Data entries
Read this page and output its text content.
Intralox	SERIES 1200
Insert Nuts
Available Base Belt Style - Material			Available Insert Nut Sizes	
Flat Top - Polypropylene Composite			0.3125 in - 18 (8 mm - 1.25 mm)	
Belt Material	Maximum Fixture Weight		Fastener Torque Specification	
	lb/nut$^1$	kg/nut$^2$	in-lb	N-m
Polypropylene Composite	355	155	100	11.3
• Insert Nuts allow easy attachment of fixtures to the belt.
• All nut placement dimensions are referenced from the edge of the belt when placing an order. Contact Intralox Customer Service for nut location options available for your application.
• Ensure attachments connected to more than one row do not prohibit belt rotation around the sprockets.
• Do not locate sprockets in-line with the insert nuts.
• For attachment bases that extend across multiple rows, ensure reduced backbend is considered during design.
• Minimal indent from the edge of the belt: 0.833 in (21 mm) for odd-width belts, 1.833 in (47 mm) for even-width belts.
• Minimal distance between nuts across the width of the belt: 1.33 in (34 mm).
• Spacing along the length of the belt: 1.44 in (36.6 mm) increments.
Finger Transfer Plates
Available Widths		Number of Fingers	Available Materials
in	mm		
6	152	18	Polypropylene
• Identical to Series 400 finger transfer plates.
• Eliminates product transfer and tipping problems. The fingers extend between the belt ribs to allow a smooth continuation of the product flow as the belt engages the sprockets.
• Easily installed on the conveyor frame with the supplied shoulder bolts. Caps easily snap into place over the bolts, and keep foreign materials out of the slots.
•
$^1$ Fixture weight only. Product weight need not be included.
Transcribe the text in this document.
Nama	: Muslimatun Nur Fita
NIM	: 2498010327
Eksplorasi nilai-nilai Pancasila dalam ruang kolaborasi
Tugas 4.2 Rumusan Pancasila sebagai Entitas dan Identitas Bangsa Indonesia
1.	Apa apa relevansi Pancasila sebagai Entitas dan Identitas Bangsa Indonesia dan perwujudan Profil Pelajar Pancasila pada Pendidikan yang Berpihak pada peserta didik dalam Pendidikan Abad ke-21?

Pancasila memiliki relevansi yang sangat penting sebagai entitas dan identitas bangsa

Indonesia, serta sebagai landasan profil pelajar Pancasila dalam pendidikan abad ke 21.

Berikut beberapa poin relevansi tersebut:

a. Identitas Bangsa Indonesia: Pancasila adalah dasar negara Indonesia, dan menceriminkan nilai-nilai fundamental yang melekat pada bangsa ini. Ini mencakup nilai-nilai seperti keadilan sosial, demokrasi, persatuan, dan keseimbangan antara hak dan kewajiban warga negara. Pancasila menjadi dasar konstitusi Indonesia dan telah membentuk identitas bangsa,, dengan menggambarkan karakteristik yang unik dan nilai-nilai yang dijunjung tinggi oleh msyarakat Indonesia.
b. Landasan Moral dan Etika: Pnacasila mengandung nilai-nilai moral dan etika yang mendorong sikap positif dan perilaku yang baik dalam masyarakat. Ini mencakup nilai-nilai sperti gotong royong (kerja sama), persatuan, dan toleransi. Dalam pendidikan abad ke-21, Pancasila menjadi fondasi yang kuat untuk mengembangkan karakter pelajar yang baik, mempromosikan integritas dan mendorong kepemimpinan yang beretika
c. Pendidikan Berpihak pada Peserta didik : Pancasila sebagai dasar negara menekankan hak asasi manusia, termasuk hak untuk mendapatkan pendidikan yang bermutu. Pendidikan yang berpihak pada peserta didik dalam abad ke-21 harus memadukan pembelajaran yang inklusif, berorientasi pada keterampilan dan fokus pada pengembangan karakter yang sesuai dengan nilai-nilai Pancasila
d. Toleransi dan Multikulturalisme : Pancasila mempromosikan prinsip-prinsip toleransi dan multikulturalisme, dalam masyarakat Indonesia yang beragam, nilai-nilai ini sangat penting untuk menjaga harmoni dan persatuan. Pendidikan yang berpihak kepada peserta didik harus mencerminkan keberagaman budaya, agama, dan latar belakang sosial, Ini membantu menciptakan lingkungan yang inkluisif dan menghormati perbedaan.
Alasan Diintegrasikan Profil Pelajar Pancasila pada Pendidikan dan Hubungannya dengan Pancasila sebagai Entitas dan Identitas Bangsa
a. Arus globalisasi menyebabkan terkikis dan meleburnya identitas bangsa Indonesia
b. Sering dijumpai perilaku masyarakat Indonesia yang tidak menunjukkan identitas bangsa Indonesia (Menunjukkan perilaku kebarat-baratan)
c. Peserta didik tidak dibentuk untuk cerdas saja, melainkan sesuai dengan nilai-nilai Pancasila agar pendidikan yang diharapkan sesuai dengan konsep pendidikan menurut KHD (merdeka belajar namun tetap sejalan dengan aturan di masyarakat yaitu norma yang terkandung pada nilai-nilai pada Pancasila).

• _Requirement_:
All entries must be repeated verbatim.

• _Finished answer_:
Read this page and output its text content.
Intralox	SERIES 1200
Insert Nuts
Available Base Belt Style - Material			Available Insert Nut Sizes	
Flat Top - Polypropylene Composite			0.3125 in - 18 (8 mm - 1.25 mm)	
Belt Material	Maximum Fixture Weight		Fastener Torque Specification	
	lb/nut$^1$	kg/nut$^2$	in-lb	N-m
Polypropylene Composite	355	155	100	11.3
• Insert Nuts allow easy attachment of fixtures to the belt.
• All nut placement dimensions are referenced from the edge of the belt when placing an order. Contact Intralox Customer Service for nut location options available for your application.
• Ensure attachments connected to more than one row do not prohibit belt rotation around the sprockets.
• Do not locate sprockets in-line with the insert nuts.
• For attachment bases that extend across multiple rows, ensure reduced backbend is considered during design.
• Minimal indent from the edge of the belt: 0.833 in (21 mm) for odd-width belts, 1.833 in (47 mm) for even-width belts.
• Minimal distance between nuts across the width of the belt: 1.33 in (34 mm).
• Spacing along the length of the belt: 1.44 in (36.6 mm) increments.
Finger Transfer Plates
Available Widths		Number of Fingers	Available Materials
in	mm		
6	152	18	Polypropylene
• Identical to Series 400 finger transfer plates.
• Eliminates product transfer and tipping problems. The fingers extend between the belt ribs to allow a smooth continuation of the product flow as the belt engages the sprockets.
• Easily installed on the conveyor frame with the supplied shoulder bolts. Caps easily snap into place over the bolts, and keep foreign materials out of the slots.
•
$^1$ Fixture weight only. Product weight need not be included.
Transcribe the text in this document.
Nama	: Muslimatun Nur Fita
NIM	: 2498010327
Eksplorasi nilai-nilai Pancasila dalam ruang kolaborasi
Tugas 4.2 Rumusan Pancasila sebagai Entitas dan Identitas Bangsa Indonesia
1.	Apa apa relevansi Pancasila sebagai Entitas dan Identitas Bangsa Indonesia dan perwujudan Profil Pelajar Pancasila pada Pendidikan yang Berpihak pada peserta didik dalam Pendidikan Abad ke-21?

Pancasila memiliki relevansi yang sangat penting sebagai entitas dan identitas bangsa

Indonesia, serta sebagai landasan profil pelajar Pancasila dalam pendidikan abad ke 21.

Berikut beberapa poin relevansi tersebut:

a. Identitas Bangsa Indonesia: Pancasila adalah dasar negara Indonesia, dan menceriminkan nilai-nilai fundamental yang melekat pada bangsa ini. Ini mencakup nilai-nilai seperti keadilan sosial, demokrasi, persatuan, dan keseimbangan antara hak dan kewajiban warga negara. Pancasila menjadi dasar konstitusi Indonesia dan telah membentuk identitas bangsa,, dengan menggambarkan karakteristik yang unik dan nilai-nilai yang dijunjung tinggi oleh msyarakat Indonesia.
b. Landasan Moral dan Etika: Pnacasila mengandung nilai-nilai moral dan etika yang mendorong sikap positif dan perilaku yang baik dalam masyarakat. Ini mencakup nilai-nilai sperti gotong royong (kerja sama), persatuan, dan toleransi. Dalam pendidikan abad ke-21, Pancasila menjadi fondasi yang kuat untuk mengembangkan karakter pelajar yang baik, mempromosikan integritas dan mendorong kepemimpinan yang beretika
c. Pendidikan Berpihak pada Peserta didik : Pancasila sebagai dasar negara menekankan hak asasi manusia, termasuk hak untuk mendapatkan pendidikan yang bermutu. Pendidikan yang berpihak pada peserta didik dalam abad ke-21 harus memadukan pembelajaran yang inklusif, berorientasi pada keterampilan dan fokus pada pengembangan karakter yang sesuai dengan nilai-nilai Pancasila
d. Toleransi dan Multikulturalisme : Pancasila mempromosikan prinsip-prinsip toleransi dan multikulturalisme, dalam masyarakat Indonesia yang beragam, nilai-nilai ini sangat penting untuk menjaga harmoni dan persatuan. Pendidikan yang berpihak kepada peserta didik harus mencerminkan keberagaman budaya, agama, dan latar belakang sosial, Ini membantu menciptakan lingkungan yang inkluisif dan menghormati perbedaan.
Alasan Diintegrasikan Profil Pelajar Pancasila pada Pendidikan dan Hubungannya dengan Pancasila sebagai Entitas dan Identitas Bangsa
a. Arus globalisasi menyebabkan terkikis dan meleburnya identitas bangsa Indonesia
b. Sering dijumpai perilaku masyarakat Indonesia yang tidak menunjukkan identitas bangsa Indonesia (Menunjukkan perilaku kebarat-baratan)
c. Peserta didik tidak dibentuk untuk cerdas saja, melainkan sesuai dengan nilai-nilai Pancasila agar pendidikan yang diharapkan sesuai dengan konsep pendidikan menurut KHD (merdeka belajar namun tetap sejalan dengan aturan di masyarakat yaitu norma yang terkandung pada nilai-nilai pada Pancasila).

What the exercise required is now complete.